[Data records]
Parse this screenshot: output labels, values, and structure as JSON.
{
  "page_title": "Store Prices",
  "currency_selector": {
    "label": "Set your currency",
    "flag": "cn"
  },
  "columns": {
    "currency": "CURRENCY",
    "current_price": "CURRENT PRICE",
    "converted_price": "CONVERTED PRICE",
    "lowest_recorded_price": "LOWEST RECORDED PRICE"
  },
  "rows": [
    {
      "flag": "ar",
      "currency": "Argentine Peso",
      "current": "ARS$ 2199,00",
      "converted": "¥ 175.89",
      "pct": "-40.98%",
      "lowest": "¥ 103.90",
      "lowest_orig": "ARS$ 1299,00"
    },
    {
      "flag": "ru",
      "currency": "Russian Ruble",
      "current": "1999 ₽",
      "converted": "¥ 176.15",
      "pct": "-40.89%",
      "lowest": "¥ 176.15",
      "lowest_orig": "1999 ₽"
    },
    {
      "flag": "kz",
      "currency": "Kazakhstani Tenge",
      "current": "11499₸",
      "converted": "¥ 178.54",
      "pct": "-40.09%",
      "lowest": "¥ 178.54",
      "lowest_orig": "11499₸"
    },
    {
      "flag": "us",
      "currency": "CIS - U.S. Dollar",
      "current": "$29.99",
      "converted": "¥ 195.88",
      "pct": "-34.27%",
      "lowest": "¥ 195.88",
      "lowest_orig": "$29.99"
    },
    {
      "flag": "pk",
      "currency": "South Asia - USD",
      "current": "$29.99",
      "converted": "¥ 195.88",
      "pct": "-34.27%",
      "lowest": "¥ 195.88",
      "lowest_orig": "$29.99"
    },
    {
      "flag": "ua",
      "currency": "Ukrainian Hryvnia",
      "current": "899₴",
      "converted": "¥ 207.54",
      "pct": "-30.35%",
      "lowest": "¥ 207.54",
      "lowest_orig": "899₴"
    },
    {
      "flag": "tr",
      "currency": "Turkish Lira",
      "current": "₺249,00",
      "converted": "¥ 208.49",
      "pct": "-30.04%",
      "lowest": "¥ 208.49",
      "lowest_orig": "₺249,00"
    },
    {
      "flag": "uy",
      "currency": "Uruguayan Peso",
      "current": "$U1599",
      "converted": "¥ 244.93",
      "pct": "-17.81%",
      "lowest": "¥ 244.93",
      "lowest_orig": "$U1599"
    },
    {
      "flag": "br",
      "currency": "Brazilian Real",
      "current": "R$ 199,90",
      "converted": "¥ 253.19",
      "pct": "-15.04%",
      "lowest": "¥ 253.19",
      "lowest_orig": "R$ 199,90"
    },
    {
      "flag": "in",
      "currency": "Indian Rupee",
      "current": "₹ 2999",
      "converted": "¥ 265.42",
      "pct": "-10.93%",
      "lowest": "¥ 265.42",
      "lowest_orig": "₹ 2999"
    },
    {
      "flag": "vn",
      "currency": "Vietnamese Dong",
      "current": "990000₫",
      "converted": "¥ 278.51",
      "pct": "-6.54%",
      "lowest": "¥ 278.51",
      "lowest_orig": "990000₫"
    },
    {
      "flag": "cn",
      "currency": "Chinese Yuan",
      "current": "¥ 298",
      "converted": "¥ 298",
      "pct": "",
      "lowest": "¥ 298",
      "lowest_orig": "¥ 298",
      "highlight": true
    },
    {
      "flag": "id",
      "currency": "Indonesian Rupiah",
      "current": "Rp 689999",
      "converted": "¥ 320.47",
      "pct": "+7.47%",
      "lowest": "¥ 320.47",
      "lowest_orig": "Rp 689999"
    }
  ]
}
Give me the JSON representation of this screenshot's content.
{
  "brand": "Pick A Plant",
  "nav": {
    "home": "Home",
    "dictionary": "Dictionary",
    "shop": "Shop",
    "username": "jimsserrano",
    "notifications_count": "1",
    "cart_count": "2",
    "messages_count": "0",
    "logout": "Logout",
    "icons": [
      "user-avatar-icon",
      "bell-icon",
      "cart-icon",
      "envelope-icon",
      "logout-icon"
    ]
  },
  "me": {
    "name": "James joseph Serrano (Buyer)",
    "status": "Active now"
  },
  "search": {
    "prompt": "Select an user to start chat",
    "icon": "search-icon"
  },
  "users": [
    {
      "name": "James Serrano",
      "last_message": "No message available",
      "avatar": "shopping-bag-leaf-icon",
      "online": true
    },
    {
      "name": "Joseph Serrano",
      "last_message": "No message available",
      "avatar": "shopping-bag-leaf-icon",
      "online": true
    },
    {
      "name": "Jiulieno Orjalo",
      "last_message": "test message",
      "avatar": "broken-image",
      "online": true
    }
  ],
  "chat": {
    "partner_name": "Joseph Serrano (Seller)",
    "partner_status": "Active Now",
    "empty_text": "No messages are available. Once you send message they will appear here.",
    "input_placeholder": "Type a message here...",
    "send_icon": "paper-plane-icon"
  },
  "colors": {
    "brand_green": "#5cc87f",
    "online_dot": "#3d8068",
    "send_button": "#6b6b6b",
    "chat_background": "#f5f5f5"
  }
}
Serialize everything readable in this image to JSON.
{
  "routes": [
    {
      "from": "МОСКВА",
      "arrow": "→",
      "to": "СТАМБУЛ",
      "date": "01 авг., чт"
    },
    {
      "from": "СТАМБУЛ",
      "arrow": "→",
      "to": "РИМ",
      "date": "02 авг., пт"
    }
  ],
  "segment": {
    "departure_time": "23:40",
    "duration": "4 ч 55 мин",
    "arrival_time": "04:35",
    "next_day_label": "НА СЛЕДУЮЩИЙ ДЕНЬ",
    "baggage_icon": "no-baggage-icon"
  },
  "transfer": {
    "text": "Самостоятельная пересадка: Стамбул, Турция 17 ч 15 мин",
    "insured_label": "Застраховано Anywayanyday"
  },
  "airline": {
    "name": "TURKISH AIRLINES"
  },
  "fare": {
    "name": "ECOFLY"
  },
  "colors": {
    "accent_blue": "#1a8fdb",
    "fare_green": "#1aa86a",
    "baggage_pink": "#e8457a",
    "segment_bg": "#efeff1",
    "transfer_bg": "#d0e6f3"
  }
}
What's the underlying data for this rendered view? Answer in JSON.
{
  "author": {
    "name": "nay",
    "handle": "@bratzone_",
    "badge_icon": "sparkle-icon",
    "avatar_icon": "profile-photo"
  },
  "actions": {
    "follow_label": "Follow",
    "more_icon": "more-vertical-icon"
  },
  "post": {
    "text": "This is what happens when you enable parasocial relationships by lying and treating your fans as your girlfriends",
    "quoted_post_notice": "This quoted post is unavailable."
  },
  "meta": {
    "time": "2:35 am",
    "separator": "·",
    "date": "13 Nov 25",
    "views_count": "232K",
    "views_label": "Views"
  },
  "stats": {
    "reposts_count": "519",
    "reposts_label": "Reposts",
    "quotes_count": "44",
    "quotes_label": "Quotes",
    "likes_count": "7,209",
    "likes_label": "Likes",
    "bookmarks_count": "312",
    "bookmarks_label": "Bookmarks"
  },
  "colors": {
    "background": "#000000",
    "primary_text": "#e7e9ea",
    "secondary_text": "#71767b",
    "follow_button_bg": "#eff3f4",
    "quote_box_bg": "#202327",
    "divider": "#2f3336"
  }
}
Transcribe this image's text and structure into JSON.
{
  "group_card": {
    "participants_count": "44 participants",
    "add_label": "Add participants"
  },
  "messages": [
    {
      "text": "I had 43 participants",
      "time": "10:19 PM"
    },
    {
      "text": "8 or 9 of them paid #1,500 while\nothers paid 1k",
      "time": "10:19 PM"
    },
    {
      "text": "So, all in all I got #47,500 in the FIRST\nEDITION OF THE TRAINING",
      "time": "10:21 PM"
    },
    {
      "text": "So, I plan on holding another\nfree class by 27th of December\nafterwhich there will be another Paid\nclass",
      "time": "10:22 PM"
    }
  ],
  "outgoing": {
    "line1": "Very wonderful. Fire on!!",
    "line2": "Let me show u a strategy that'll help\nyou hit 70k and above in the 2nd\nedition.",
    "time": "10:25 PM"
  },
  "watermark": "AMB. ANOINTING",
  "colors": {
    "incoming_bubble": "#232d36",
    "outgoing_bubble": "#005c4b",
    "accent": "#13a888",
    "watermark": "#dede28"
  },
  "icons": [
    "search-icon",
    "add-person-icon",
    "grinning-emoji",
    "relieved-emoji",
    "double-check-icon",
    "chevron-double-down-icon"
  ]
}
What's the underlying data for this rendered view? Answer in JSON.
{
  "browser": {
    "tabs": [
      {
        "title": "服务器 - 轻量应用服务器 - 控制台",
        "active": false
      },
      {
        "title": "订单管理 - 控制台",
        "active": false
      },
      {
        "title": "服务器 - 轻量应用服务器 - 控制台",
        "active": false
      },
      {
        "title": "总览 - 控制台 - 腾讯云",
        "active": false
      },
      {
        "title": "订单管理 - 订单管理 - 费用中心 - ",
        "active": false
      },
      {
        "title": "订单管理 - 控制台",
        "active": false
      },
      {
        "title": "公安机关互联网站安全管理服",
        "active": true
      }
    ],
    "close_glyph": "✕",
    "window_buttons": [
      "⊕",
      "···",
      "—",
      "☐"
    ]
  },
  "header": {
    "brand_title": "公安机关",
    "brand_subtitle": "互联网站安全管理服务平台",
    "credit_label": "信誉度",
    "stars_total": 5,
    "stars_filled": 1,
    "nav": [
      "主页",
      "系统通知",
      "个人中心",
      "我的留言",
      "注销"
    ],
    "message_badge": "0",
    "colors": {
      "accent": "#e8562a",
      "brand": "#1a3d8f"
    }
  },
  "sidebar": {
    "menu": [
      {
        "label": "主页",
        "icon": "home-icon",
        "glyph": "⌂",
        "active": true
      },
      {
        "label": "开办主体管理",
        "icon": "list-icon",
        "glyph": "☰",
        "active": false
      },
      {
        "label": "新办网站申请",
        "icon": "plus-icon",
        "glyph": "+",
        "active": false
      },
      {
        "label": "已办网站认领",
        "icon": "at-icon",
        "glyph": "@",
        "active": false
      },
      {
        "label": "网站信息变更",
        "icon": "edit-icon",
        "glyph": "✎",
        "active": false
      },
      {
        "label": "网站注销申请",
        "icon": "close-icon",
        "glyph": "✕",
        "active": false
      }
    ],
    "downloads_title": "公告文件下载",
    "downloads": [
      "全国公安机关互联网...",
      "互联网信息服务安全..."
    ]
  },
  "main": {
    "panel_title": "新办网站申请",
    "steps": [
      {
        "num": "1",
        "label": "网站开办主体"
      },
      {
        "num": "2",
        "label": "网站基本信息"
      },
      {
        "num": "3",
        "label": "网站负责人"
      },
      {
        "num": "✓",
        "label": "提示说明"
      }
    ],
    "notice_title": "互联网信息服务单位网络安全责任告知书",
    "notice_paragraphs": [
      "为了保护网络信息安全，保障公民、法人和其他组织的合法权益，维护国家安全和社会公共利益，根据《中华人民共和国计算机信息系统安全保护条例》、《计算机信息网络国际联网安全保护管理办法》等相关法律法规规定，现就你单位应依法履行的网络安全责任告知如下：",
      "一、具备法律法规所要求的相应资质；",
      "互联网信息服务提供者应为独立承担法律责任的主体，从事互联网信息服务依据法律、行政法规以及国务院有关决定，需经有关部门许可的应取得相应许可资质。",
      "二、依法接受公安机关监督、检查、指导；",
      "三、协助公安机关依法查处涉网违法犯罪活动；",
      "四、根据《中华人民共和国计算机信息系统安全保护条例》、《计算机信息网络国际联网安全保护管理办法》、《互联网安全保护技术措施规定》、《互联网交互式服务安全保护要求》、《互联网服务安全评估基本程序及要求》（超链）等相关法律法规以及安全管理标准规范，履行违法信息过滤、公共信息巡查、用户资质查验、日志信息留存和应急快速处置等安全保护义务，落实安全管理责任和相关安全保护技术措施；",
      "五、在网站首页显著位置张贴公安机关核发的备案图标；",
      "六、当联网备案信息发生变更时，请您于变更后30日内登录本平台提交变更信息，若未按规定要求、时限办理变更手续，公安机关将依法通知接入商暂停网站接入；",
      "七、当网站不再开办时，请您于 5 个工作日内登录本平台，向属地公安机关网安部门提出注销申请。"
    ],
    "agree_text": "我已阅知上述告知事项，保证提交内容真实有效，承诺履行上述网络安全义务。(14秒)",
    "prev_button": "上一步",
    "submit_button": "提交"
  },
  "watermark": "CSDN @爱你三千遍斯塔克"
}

▸ **YOUR INSTRUCTIONS**:
Copy each line holding the word "double" from the listing above.

▸ **EXPECTED ANSWER**:
    "double-check-icon",
    "chevron-double-down-icon"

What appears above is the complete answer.